== Your goal ==
Below are some records; return each one exactly.

== Items ==
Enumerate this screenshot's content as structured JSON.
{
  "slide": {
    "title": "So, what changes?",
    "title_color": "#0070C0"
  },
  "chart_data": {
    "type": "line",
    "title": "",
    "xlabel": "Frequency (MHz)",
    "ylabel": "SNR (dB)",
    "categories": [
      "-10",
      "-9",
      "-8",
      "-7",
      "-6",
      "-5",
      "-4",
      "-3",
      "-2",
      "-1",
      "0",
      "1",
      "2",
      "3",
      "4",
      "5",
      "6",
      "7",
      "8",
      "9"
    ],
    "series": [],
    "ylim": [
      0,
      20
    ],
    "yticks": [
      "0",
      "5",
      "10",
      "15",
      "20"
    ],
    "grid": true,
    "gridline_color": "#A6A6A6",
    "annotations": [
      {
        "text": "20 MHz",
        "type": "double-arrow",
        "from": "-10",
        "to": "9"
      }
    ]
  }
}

== Complete output ==
Enumerate this screenshot's content as structured JSON.
{
  "slide": {
    "title": "So, what changes?",
    "title_color": "#0070C0"
  },
  "chart_data": {
    "type": "line",
    "title": "",
    "xlabel": "Frequency (MHz)",
    "ylabel": "SNR (dB)",
    "categories": [
      "-10",
      "-9",
      "-8",
      "-7",
      "-6",
      "-5",
      "-4",
      "-3",
      "-2",
      "-1",
      "0",
      "1",
      "2",
      "3",
      "4",
      "5",
      "6",
      "7",
      "8",
      "9"
    ],
    "series": [],
    "ylim": [
      0,
      20
    ],
    "yticks": [
      "0",
      "5",
      "10",
      "15",
      "20"
    ],
    "grid": true,
    "gridline_color": "#A6A6A6",
    "annotations": [
      {
        "text": "20 MHz",
        "type": "double-arrow",
        "from": "-10",
        "to": "9"
      }
    ]
  }
}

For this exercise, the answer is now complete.